• **WHAT IS REQUIRED**
Retype the listing that follows, word for word.

════════

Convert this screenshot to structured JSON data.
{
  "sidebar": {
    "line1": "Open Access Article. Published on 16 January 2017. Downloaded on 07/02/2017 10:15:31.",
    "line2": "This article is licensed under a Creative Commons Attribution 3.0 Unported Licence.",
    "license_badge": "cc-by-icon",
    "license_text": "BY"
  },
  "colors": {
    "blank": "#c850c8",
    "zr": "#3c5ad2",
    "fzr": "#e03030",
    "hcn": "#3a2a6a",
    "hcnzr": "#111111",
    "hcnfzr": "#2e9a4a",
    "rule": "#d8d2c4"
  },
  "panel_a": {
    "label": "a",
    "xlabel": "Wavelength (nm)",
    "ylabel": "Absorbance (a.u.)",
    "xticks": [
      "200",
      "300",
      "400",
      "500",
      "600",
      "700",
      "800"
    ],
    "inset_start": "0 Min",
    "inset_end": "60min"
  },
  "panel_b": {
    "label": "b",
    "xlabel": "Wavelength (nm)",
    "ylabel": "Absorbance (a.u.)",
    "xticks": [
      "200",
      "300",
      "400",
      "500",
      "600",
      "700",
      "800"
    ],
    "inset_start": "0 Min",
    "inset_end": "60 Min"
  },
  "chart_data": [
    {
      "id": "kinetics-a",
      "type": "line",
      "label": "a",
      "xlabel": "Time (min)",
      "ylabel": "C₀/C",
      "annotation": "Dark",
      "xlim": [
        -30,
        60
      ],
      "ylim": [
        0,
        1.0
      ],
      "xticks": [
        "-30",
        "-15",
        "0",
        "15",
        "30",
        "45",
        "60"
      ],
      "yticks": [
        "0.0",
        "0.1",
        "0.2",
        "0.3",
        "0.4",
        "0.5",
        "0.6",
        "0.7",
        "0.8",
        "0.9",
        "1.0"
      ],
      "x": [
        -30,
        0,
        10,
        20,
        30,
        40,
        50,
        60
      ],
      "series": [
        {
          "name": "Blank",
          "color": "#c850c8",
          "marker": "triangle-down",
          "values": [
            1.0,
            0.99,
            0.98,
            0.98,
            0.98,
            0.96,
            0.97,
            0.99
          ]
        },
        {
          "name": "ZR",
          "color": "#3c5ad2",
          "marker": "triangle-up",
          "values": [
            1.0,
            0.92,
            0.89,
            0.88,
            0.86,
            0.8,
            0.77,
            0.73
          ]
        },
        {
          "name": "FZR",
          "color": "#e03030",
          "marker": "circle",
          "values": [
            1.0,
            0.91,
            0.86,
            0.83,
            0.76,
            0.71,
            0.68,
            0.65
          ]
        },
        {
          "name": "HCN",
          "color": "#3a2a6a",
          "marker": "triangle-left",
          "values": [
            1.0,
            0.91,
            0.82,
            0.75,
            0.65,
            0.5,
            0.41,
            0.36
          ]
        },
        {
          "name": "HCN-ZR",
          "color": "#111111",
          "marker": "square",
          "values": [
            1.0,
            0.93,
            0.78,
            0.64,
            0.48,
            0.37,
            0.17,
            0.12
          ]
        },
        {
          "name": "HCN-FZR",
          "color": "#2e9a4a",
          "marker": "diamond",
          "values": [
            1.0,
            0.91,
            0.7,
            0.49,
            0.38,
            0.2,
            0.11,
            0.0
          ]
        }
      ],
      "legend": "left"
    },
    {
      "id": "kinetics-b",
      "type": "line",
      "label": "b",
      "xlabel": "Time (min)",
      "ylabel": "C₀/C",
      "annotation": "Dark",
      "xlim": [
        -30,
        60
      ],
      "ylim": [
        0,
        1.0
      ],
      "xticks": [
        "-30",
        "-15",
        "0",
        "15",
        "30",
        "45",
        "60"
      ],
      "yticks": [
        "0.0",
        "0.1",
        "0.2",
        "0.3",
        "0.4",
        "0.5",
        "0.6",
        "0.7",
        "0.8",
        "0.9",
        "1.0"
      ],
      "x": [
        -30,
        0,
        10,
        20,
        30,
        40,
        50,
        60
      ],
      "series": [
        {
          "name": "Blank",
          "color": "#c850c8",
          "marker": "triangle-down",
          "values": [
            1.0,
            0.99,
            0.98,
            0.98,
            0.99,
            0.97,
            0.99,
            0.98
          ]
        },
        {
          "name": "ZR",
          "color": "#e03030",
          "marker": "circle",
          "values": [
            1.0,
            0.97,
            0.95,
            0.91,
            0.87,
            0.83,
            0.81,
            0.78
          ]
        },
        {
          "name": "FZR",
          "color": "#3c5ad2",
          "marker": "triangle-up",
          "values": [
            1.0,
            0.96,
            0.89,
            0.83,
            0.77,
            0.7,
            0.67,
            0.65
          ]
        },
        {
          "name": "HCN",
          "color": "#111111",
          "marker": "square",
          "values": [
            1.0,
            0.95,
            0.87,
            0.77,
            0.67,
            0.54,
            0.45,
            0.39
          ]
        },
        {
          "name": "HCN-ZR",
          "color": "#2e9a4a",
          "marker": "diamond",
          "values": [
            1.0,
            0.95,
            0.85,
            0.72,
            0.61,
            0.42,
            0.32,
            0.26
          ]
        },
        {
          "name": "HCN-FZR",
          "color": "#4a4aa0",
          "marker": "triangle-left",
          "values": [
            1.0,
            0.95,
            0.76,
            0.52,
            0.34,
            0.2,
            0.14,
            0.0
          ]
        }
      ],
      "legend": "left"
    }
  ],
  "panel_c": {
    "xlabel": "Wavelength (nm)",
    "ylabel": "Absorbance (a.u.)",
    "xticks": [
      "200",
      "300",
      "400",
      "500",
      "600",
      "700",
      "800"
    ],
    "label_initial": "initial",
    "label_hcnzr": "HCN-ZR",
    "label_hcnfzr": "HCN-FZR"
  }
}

════════

• **SOLVED EXERCISE**
Convert this screenshot to structured JSON data.
{
  "sidebar": {
    "line1": "Open Access Article. Published on 16 January 2017. Downloaded on 07/02/2017 10:15:31.",
    "line2": "This article is licensed under a Creative Commons Attribution 3.0 Unported Licence.",
    "license_badge": "cc-by-icon",
    "license_text": "BY"
  },
  "colors": {
    "blank": "#c850c8",
    "zr": "#3c5ad2",
    "fzr": "#e03030",
    "hcn": "#3a2a6a",
    "hcnzr": "#111111",
    "hcnfzr": "#2e9a4a",
    "rule": "#d8d2c4"
  },
  "panel_a": {
    "label": "a",
    "xlabel": "Wavelength (nm)",
    "ylabel": "Absorbance (a.u.)",
    "xticks": [
      "200",
      "300",
      "400",
      "500",
      "600",
      "700",
      "800"
    ],
    "inset_start": "0 Min",
    "inset_end": "60min"
  },
  "panel_b": {
    "label": "b",
    "xlabel": "Wavelength (nm)",
    "ylabel": "Absorbance (a.u.)",
    "xticks": [
      "200",
      "300",
      "400",
      "500",
      "600",
      "700",
      "800"
    ],
    "inset_start": "0 Min",
    "inset_end": "60 Min"
  },
  "chart_data": [
    {
      "id": "kinetics-a",
      "type": "line",
      "label": "a",
      "xlabel": "Time (min)",
      "ylabel": "C₀/C",
      "annotation": "Dark",
      "xlim": [
        -30,
        60
      ],
      "ylim": [
        0,
        1.0
      ],
      "xticks": [
        "-30",
        "-15",
        "0",
        "15",
        "30",
        "45",
        "60"
      ],
      "yticks": [
        "0.0",
        "0.1",
        "0.2",
        "0.3",
        "0.4",
        "0.5",
        "0.6",
        "0.7",
        "0.8",
        "0.9",
        "1.0"
      ],
      "x": [
        -30,
        0,
        10,
        20,
        30,
        40,
        50,
        60
      ],
      "series": [
        {
          "name": "Blank",
          "color": "#c850c8",
          "marker": "triangle-down",
          "values": [
            1.0,
            0.99,
            0.98,
            0.98,
            0.98,
            0.96,
            0.97,
            0.99
          ]
        },
        {
          "name": "ZR",
          "color": "#3c5ad2",
          "marker": "triangle-up",
          "values": [
            1.0,
            0.92,
            0.89,
            0.88,
            0.86,
            0.8,
            0.77,
            0.73
          ]
        },
        {
          "name": "FZR",
          "color": "#e03030",
          "marker": "circle",
          "values": [
            1.0,
            0.91,
            0.86,
            0.83,
            0.76,
            0.71,
            0.68,
            0.65
          ]
        },
        {
          "name": "HCN",
          "color": "#3a2a6a",
          "marker": "triangle-left",
          "values": [
            1.0,
            0.91,
            0.82,
            0.75,
            0.65,
            0.5,
            0.41,
            0.36
          ]
        },
        {
          "name": "HCN-ZR",
          "color": "#111111",
          "marker": "square",
          "values": [
            1.0,
            0.93,
            0.78,
            0.64,
            0.48,
            0.37,
            0.17,
            0.12
          ]
        },
        {
          "name": "HCN-FZR",
          "color": "#2e9a4a",
          "marker": "diamond",
          "values": [
            1.0,
            0.91,
            0.7,
            0.49,
            0.38,
            0.2,
            0.11,
            0.0
          ]
        }
      ],
      "legend": "left"
    },
    {
      "id": "kinetics-b",
      "type": "line",
      "label": "b",
      "xlabel": "Time (min)",
      "ylabel": "C₀/C",
      "annotation": "Dark",
      "xlim": [
        -30,
        60
      ],
      "ylim": [
        0,
        1.0
      ],
      "xticks": [
        "-30",
        "-15",
        "0",
        "15",
        "30",
        "45",
        "60"
      ],
      "yticks": [
        "0.0",
        "0.1",
        "0.2",
        "0.3",
        "0.4",
        "0.5",
        "0.6",
        "0.7",
        "0.8",
        "0.9",
        "1.0"
      ],
      "x": [
        -30,
        0,
        10,
        20,
        30,
        40,
        50,
        60
      ],
      "series": [
        {
          "name": "Blank",
          "color": "#c850c8",
          "marker": "triangle-down",
          "values": [
            1.0,
            0.99,
            0.98,
            0.98,
            0.99,
            0.97,
            0.99,
            0.98
          ]
        },
        {
          "name": "ZR",
          "color": "#e03030",
          "marker": "circle",
          "values": [
            1.0,
            0.97,
            0.95,
            0.91,
            0.87,
            0.83,
            0.81,
            0.78
          ]
        },
        {
          "name": "FZR",
          "color": "#3c5ad2",
          "marker": "triangle-up",
          "values": [
            1.0,
            0.96,
            0.89,
            0.83,
            0.77,
            0.7,
            0.67,
            0.65
          ]
        },
        {
          "name": "HCN",
          "color": "#111111",
          "marker": "square",
          "values": [
            1.0,
            0.95,
            0.87,
            0.77,
            0.67,
            0.54,
            0.45,
            0.39
          ]
        },
        {
          "name": "HCN-ZR",
          "color": "#2e9a4a",
          "marker": "diamond",
          "values": [
            1.0,
            0.95,
            0.85,
            0.72,
            0.61,
            0.42,
            0.32,
            0.26
          ]
        },
        {
          "name": "HCN-FZR",
          "color": "#4a4aa0",
          "marker": "triangle-left",
          "values": [
            1.0,
            0.95,
            0.76,
            0.52,
            0.34,
            0.2,
            0.14,
            0.0
          ]
        }
      ],
      "legend": "left"
    }
  ],
  "panel_c": {
    "xlabel": "Wavelength (nm)",
    "ylabel": "Absorbance (a.u.)",
    "xticks": [
      "200",
      "300",
      "400",
      "500",
      "600",
      "700",
      "800"
    ],
    "label_initial": "initial",
    "label_hcnzr": "HCN-ZR",
    "label_hcnfzr": "HCN-FZR"
  }
}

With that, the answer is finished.